* [GIVEN RECORDS]:

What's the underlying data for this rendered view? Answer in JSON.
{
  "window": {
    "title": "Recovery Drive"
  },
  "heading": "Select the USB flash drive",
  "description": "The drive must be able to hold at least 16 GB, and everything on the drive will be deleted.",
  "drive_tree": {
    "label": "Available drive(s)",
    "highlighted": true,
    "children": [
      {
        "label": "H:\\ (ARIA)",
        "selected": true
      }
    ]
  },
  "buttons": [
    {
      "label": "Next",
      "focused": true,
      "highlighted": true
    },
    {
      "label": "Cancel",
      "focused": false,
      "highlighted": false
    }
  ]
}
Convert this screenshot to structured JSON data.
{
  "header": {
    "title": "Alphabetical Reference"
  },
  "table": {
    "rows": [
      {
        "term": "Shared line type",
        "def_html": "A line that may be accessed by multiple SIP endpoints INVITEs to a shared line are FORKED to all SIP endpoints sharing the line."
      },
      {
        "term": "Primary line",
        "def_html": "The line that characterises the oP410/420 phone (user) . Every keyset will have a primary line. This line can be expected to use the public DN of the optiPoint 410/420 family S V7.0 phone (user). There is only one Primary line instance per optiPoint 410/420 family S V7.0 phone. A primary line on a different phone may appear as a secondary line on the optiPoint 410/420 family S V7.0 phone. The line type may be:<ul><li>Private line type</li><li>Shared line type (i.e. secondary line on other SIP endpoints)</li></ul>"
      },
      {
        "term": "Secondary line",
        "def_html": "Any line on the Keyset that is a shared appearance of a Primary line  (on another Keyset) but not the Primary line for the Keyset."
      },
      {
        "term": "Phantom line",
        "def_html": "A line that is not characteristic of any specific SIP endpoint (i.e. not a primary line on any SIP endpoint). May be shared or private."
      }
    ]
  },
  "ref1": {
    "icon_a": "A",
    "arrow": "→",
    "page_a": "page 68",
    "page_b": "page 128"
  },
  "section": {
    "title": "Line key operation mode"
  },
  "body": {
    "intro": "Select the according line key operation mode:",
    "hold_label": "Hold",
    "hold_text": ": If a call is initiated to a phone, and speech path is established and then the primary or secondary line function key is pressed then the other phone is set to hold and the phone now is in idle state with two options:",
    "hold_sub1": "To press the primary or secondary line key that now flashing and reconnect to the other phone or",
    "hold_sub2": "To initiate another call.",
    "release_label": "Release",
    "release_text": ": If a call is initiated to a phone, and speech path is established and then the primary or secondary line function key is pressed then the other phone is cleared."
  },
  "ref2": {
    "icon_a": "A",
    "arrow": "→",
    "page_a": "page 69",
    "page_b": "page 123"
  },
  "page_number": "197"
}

* [SHORT TASK]:
Select from the material above each line in which the string "title" appears, and list those lines.

* [FINAL ANSWER]:
    "title": "Recovery Drive"
    "title": "Alphabetical Reference"
    "title": "Line key operation mode"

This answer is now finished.